▸ GIVEN INSTRUCTION 1:
List the goals that the projects share, as stated in the text on the fundraiser for Afghan women.
▸ GIVEN INSTRUCTION 2:
Pick up the text on the fundraiser for Afghan women after its final sentence and continue it.

▸ TEXT BLOCK:
-- Start --
Our support of our soldiers made us want to learn more about why they are in Afghanistan in the first place and what life is like now for the average Afghan citizen. The more we researched, the more we felt compelled to do something to help. Afghanistan is one of the poorest countries in the world. Life has improved somewhat since the fall of the Taliban, but it is still very grim for most people, particularly women and girls. In many areas Afghan religious and cultural values have been completely twisted for political reasons, creating terrible hardship. Women are often the target, sometimes being denied even the most basic human rights such as health care. Educational opportunities are scarce or non-existent for many women and girls who are often treated like chattels. Suicide by self immolation is not uncommon as a means of escape from the desperation of unrelenting abuse and oppression. At great personal risk, many brave Afghan men and women are struggling to change this inequity. We wanted to support them.We held a couple of events at St. Philip's to raise awareness and some money, but we wanted to spread the word farther so we began planing a public fund raiser.
On October 15 the parish hosted an evening at St. Mary Magdalene Anglican Church in Picton to raise awareness about the plight of the Afghan people and to raise funds on behalf of "Canadian Women for Women in Afghanistan". This organization was founded in the late '90's in response to articles written by Canadian, Sally Armstrong, who was one of the first journalists to report, first hand, on the hideous reality for Afghan women under Taliban rule. Horrified and incensed a small group of Calgary women banded together determined to reach out to those women. The CW4WA web site describes their activities as follows: "Funds received from Canadian donors are directed to programs in Afghanistan aimed at providing higher quality education, particularly for Afghan women and girls. Our projects in Afghanistan are managed mainly by Afghan women’s grassroots organizations and monitored and evaluated by our Kabul office and board of directors. The projects share the goals of assisting Afghan women in their struggles to end their oppression, to improve conditions of human rights, and to contribute as active members in Afghan society."
-- End --
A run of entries
-- Start --
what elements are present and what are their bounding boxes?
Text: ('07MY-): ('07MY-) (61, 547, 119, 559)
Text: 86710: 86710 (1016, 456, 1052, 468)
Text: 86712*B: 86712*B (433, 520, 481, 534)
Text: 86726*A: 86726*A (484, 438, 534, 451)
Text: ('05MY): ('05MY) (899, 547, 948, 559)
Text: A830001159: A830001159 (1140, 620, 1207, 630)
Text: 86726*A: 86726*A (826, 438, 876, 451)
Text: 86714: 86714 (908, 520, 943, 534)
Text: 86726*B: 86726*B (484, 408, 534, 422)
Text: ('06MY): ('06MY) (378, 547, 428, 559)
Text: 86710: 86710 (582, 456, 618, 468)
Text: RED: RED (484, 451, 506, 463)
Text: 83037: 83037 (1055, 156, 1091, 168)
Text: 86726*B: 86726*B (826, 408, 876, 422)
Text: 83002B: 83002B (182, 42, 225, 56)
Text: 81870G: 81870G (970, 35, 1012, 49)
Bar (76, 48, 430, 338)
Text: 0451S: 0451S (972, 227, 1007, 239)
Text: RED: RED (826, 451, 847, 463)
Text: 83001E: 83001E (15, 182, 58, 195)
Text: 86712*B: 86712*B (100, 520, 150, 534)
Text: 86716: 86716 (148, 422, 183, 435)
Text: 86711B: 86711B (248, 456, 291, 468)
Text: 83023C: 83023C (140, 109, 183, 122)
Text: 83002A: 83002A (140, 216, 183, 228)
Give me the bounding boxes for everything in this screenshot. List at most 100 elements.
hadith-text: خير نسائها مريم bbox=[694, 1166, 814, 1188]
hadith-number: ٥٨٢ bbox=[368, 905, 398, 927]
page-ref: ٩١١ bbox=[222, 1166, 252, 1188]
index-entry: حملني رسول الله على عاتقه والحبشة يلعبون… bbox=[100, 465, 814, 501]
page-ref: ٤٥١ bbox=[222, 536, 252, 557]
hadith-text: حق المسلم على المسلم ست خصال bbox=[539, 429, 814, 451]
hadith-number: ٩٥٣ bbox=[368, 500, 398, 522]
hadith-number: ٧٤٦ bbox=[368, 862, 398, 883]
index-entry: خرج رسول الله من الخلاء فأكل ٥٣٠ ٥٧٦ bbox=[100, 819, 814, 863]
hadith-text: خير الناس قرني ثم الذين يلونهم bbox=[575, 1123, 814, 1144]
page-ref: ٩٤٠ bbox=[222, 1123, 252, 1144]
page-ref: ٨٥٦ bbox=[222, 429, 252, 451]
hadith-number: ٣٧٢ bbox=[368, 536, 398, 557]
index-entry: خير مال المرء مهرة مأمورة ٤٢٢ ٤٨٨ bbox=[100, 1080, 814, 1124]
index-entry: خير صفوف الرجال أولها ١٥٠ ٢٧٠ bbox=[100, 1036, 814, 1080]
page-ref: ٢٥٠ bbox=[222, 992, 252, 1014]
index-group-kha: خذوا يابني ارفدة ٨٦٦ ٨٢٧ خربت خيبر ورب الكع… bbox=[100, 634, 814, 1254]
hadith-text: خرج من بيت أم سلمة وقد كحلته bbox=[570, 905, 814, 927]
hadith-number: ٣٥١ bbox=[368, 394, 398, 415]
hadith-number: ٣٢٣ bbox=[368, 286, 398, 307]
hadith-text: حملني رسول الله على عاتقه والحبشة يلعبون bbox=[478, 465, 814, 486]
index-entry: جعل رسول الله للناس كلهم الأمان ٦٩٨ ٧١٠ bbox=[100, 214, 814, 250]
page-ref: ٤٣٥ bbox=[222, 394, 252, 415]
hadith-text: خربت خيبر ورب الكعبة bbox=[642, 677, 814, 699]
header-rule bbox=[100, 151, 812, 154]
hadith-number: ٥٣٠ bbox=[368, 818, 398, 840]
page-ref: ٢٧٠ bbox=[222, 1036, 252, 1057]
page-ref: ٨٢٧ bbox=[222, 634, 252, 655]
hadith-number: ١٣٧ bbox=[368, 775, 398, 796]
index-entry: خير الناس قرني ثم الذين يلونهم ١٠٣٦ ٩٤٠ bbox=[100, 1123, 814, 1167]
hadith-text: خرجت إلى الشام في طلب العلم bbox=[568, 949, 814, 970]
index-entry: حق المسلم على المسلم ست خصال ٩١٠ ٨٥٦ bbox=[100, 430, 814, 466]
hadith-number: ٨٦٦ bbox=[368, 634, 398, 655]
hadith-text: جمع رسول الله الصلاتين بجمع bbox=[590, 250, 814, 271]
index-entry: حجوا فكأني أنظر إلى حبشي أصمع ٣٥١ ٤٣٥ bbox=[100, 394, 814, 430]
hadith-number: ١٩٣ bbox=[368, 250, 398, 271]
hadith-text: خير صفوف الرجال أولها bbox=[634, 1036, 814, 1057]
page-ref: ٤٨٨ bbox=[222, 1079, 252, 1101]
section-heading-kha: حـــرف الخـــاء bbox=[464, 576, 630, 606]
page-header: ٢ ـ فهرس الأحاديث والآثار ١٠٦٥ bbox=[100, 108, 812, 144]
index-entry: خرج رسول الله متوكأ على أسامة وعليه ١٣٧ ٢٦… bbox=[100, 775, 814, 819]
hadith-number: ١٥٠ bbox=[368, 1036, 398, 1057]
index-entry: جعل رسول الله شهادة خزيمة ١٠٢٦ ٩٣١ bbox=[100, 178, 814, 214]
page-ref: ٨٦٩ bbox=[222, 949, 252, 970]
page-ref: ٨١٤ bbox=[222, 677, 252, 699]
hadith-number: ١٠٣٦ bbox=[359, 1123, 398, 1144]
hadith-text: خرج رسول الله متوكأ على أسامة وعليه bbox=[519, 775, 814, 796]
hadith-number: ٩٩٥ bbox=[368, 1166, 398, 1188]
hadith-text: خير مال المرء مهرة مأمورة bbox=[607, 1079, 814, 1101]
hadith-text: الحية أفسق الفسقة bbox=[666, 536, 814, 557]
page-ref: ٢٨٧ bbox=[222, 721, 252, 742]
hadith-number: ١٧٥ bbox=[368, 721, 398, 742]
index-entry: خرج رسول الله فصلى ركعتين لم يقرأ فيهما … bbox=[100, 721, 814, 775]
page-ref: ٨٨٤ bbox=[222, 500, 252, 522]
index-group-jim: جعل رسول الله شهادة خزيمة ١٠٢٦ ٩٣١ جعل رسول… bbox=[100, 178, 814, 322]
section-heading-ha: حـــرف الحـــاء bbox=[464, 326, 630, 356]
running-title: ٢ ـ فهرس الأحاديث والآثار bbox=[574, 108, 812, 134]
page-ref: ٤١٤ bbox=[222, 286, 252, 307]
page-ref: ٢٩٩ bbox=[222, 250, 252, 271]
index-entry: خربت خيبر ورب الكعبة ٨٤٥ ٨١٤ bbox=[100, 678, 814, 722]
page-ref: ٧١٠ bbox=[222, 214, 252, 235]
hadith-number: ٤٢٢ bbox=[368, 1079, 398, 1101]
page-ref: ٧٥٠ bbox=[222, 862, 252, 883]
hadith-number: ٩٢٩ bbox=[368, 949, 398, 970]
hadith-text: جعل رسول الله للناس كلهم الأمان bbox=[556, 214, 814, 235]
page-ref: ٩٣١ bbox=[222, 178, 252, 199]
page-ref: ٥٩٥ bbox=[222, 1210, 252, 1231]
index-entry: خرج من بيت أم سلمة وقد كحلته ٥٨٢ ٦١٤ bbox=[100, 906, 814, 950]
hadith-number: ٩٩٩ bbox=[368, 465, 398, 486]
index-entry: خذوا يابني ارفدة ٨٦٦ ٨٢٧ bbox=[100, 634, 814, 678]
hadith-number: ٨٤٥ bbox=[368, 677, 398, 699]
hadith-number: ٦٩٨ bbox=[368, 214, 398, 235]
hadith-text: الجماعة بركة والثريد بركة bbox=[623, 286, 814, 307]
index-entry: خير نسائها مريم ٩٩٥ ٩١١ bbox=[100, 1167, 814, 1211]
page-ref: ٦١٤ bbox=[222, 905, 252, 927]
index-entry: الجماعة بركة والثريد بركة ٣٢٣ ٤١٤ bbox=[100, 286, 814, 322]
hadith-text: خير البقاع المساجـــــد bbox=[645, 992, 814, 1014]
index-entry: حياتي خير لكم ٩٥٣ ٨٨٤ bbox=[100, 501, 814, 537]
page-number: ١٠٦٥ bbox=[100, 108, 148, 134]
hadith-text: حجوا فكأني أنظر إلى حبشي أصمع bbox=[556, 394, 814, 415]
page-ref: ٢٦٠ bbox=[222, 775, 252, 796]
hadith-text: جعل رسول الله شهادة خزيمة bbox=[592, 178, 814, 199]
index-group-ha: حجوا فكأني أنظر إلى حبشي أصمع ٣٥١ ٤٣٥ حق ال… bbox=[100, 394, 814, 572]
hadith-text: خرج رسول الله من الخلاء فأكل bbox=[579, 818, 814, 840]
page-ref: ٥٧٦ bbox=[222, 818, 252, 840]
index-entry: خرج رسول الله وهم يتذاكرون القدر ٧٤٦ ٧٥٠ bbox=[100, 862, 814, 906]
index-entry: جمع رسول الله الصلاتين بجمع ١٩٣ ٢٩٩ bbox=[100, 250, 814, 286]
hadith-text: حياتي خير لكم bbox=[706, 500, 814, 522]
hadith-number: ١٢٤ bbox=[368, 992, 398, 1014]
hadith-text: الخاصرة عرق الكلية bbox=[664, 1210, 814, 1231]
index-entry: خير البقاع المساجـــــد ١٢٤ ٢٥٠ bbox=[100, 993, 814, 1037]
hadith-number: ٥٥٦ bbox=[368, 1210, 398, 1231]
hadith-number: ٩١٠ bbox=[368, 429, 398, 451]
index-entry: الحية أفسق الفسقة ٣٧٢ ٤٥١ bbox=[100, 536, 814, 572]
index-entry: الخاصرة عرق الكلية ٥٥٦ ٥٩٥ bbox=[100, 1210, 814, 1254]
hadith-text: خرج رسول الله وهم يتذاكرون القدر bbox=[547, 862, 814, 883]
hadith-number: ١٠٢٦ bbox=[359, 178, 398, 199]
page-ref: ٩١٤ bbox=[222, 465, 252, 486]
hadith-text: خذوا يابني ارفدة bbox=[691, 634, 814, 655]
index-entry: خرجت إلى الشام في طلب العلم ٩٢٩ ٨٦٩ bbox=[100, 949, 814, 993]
-- End --
▸ TASK ANSWER 1:
- assisting Afghan women in their struggles to end their oppression
- improving conditions of human rights
- contributing as active members in Afghan society

▸ TASK ANSWER 2:
As October 15 drew nearer, we had the usual jitters about whether anyone would turn up. Ticket sales seemed slow in spite of the wide spread publicity we organized through local churches, posters, newspapers, radio and TV. Our guest speaker, Linda Middaugh, was coming from "Canadians in Support of Afghan Women" (CSAW), an Oakville affiliate of Canadian Women for Women in Afghanistan. Ann Galioto, also of the Oakville group, was bringing books and Afghan made crafts for sale, and a display of books on Afghanistan was being made available courtesy of Books & Company in Picton. Then there were all those fabulous desserts planned by members of St. John's and St. Philip's.
People began to file into the hall close to 6:30 and they just kept coming. We had to set up extra chairs to accommodate them. The Rev. Lynn Donovan of St. Andrew's Presbyterian Church opened the evening with prayer. This was followed by the hauntingly compelling music of Jeanette Arsenault and her daughter, Katie Shannon. They set the mood with two wonderful songs one of which told of the 60 million girls in our world who cannot go to school.
Committed and passionate about her cause, guest speaker, Linda Middaugh, gave a PowerPoint presentation documenting the great need in Afghanistan, but also focusing on the progress being made through organizations like CW4WA Since it's beginning this organization has raised over $2 million for it's Afghan partners. In addition to training Afghan teachers, paying their salaries, and providing educational resources, CW4WA has funded an orphanage, and is trying to rebuild Afghan libraries destroyed in the violence of recent history. In the Oakville area alone, CSAW raised over $100,000 to build a 12 room school in a remote village outside of Jalalabad. The school opened in January of 2009, and CSAW is now in the process of raising more funds to furnish it and provide books. Underlining the importance of the work being done, Linda quoted Kofi Annan, former Secretary-General, United Nations "There is no tool for development more effective than the empowerment of women."
Many people came together to make this event happen. Some, who were not able to be there in person, sent monetary gifts and two inspiring donations were made at the event itself. High School student, Katie Shannon, had been saving her money since childhood, waiting for the right cause. When she heard about this event and the work of CW4WA not only did she agree to share her musical gifts with us, she also knew she had found the cause which she wanted to support. Katie presented Linda Middaugh with a cheque for $400. McKenzie Ellis completed the County Marathon at the beginning of October. Family and friends had sponsored her for a total of $310. McKenzie donated her sponsorship money to Canadian Women for Women in Afghanistan, and her generosity inspired a lady in the audience to give a further donation in her name. More donations have come in since.
By the time The Rev. Richard Pitcher closed the evening in prayer, the event had raised $5,000 for education in Afghanistan. We couldn't believe it. The most outstanding thing of all, however, was how our community came together and gave from the heart. A unique spirit pervaded the room that evening, touching all those present. You could feel it! People mentioned it although it was difficult to describe or put a name to. It touched the hearts of all those present, creating an enthusiasm and unity which was quite extraordinary.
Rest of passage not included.